**REQUIRED TASK**
Only the number is needed: how many lines contain the word "creating"?

--- DATA LINES ---

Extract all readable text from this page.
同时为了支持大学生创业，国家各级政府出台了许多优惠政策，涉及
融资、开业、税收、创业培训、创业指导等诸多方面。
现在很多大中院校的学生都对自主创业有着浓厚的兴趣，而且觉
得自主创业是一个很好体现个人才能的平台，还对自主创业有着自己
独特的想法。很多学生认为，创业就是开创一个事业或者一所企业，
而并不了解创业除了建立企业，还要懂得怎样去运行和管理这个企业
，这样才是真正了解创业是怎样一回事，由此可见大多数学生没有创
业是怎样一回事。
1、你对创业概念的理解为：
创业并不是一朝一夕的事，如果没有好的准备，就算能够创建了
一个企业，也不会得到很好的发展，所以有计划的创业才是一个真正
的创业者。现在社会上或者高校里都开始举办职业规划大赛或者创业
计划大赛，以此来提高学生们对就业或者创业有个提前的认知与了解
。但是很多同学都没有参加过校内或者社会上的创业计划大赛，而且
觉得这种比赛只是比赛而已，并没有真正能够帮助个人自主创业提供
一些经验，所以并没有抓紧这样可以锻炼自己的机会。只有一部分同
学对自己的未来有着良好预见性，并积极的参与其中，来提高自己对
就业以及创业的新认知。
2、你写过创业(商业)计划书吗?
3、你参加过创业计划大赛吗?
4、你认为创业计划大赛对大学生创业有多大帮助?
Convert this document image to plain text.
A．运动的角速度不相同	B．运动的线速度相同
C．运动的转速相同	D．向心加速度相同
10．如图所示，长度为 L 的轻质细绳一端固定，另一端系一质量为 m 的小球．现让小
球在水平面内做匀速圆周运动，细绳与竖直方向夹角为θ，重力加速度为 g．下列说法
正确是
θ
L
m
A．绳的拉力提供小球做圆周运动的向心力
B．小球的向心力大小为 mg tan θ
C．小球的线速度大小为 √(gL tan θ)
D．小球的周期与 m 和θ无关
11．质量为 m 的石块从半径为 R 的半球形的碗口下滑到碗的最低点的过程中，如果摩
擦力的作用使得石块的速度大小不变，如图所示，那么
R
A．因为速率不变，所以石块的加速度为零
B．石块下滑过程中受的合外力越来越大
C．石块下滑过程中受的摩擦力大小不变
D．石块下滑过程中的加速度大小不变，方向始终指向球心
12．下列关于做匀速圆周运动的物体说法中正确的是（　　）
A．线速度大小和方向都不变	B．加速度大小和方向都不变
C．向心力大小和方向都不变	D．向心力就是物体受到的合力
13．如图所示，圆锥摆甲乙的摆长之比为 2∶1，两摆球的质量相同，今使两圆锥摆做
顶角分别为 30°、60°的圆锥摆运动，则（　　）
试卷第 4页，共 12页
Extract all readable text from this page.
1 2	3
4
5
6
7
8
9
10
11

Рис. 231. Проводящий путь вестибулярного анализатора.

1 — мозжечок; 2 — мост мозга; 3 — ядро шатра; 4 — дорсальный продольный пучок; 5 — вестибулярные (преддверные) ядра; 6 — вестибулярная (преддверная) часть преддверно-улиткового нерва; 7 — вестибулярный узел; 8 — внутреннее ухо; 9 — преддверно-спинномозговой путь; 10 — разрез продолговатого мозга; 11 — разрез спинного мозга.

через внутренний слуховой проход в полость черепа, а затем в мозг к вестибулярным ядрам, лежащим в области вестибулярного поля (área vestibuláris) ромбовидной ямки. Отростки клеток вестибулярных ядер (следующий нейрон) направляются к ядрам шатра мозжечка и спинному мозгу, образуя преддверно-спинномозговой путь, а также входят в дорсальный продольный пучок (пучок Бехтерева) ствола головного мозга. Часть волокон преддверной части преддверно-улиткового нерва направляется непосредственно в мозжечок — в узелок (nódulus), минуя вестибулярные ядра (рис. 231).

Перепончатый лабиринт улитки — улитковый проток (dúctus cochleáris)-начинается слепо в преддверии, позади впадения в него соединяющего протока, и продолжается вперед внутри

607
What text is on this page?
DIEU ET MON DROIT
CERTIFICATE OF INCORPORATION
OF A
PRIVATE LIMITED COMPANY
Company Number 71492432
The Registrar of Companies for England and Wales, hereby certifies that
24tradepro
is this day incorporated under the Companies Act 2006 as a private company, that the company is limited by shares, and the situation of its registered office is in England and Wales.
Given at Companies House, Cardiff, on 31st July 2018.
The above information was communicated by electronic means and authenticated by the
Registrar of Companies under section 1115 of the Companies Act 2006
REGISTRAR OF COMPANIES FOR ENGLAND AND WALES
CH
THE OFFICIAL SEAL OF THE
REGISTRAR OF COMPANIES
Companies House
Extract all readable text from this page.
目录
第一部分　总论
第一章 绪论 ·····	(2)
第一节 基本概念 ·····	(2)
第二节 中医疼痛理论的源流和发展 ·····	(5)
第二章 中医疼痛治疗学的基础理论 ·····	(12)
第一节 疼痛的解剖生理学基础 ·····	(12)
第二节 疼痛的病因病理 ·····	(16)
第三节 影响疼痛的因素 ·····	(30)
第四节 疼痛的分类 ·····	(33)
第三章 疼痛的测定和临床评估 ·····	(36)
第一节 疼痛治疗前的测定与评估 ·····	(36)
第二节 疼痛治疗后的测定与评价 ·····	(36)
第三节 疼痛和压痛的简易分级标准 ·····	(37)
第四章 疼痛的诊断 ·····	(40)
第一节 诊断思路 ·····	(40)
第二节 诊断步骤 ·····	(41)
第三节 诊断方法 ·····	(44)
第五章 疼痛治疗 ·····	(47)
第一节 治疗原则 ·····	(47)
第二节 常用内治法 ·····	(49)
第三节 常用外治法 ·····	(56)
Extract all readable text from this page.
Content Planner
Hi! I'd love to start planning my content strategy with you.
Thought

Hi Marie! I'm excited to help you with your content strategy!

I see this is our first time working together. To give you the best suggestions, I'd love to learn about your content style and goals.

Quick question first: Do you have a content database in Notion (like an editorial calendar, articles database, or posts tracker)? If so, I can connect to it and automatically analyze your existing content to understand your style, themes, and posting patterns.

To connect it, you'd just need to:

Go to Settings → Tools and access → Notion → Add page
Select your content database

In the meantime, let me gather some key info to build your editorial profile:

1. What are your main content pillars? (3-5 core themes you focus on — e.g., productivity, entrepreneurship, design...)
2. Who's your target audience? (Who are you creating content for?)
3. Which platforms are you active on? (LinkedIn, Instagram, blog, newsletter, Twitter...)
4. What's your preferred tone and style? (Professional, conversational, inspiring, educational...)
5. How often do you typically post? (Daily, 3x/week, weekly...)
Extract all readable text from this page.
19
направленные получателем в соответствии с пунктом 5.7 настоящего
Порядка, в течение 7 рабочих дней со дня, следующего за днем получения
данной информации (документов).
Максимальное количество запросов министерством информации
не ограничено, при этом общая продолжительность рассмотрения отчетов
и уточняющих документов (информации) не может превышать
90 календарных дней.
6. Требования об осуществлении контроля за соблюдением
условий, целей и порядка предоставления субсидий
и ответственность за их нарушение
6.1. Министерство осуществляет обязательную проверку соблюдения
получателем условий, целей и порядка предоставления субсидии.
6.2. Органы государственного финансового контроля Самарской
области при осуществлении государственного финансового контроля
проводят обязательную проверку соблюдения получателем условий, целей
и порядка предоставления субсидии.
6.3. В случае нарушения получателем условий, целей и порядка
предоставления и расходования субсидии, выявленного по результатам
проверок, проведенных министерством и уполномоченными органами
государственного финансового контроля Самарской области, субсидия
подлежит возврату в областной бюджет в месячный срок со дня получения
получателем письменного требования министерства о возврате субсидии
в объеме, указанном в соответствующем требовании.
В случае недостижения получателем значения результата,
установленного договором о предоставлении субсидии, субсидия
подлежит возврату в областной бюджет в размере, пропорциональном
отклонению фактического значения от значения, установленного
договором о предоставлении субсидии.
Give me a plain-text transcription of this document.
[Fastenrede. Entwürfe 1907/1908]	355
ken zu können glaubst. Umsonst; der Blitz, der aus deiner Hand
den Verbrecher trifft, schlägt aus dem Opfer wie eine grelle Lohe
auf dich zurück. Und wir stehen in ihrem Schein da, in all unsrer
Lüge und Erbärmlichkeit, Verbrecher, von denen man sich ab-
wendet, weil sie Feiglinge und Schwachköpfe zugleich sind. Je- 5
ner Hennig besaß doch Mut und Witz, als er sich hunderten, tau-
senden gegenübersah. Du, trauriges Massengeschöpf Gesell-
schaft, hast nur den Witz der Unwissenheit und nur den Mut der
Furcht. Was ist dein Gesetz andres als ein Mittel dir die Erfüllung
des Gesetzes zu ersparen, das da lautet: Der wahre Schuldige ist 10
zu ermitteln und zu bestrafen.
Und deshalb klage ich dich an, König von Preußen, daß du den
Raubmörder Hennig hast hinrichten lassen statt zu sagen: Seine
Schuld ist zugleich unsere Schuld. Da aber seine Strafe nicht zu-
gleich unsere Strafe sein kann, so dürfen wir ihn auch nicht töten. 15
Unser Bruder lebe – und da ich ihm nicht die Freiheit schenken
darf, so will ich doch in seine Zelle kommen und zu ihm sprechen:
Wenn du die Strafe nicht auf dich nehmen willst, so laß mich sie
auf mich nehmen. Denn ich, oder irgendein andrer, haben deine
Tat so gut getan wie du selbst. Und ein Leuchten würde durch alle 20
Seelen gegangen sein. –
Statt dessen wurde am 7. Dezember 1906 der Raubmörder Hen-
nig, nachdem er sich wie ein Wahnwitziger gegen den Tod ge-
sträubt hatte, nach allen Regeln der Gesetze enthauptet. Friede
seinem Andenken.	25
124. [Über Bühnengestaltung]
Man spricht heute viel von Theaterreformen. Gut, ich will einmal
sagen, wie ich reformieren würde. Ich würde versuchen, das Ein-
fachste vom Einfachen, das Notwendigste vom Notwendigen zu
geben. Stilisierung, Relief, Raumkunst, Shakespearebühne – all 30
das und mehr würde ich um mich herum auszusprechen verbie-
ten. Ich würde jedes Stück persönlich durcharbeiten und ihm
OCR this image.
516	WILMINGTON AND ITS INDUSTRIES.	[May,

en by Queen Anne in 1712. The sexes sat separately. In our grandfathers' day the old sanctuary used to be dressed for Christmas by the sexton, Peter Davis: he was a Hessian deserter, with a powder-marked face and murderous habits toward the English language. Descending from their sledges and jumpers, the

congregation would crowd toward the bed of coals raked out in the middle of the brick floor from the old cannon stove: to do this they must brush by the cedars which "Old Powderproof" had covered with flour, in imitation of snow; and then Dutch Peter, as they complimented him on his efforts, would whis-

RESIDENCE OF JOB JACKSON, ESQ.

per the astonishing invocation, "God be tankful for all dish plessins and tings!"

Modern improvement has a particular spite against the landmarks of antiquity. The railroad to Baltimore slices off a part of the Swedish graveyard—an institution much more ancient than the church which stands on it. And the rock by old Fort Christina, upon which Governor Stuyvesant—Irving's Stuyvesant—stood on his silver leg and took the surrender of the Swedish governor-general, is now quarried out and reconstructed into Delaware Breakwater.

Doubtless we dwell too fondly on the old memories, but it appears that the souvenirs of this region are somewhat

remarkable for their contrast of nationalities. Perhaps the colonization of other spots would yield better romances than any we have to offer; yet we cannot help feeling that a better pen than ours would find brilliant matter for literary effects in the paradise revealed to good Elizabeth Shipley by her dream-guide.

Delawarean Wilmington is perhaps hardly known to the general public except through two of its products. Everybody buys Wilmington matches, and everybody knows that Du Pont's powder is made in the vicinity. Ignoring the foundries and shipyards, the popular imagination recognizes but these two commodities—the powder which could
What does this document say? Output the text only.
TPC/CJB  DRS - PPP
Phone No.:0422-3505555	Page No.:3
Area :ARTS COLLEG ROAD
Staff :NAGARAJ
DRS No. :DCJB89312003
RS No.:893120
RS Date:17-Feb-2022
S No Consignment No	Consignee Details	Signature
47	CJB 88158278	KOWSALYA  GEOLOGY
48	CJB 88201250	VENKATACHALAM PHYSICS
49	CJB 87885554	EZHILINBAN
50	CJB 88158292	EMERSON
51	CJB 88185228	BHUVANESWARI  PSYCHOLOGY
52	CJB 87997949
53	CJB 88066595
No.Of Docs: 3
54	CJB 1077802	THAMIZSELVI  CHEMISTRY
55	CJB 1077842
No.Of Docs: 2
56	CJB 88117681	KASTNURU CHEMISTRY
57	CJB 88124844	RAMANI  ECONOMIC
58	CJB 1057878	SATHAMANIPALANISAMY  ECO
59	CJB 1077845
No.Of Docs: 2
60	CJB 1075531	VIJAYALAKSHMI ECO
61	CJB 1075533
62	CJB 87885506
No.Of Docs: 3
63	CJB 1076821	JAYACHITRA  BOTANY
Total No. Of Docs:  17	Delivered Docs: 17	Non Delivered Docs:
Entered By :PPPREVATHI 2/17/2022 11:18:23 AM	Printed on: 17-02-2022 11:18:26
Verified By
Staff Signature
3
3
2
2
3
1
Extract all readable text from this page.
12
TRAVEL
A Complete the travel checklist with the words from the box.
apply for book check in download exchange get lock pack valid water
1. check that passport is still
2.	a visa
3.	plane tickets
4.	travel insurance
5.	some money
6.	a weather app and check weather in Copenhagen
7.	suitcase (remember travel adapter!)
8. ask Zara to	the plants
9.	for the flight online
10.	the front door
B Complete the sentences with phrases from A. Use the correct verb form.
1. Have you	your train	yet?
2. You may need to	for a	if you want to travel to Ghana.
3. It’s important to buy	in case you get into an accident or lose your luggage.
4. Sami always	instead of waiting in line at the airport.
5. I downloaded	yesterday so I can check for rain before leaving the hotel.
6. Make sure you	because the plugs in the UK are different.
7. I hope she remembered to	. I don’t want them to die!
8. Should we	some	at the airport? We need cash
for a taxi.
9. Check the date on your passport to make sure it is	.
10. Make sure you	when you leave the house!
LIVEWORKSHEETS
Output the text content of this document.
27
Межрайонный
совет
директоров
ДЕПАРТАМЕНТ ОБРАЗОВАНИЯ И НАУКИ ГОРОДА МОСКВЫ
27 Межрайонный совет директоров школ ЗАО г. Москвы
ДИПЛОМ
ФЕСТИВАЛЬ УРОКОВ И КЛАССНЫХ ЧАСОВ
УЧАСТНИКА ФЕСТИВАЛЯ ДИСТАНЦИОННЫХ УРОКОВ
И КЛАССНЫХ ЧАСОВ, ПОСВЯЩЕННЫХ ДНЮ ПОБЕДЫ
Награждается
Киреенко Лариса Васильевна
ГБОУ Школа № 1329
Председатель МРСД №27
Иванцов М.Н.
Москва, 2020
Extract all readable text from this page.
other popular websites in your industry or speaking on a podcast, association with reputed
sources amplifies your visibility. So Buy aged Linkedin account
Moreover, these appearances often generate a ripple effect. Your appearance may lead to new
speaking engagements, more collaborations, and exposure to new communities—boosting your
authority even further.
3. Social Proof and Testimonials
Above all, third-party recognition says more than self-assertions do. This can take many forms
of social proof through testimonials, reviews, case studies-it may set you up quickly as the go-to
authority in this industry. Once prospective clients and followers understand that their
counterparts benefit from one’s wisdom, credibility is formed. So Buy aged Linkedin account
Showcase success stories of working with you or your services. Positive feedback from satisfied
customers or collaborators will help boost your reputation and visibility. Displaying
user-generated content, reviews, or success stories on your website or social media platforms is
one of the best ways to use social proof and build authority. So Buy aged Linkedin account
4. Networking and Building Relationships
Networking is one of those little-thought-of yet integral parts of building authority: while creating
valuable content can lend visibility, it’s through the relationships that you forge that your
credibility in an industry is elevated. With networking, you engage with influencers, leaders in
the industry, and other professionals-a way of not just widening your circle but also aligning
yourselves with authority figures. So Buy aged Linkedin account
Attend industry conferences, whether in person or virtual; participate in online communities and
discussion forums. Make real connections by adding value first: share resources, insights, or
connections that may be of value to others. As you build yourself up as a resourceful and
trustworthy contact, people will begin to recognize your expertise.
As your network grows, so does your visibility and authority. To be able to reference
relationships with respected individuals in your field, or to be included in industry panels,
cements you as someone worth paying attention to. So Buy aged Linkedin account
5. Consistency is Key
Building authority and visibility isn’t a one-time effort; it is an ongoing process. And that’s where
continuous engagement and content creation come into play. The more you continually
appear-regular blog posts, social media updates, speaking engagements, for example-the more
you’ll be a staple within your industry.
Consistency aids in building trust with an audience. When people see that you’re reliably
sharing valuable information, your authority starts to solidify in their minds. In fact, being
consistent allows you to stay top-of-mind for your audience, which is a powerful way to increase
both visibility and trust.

---

**ANSWER TO THE TASK**
2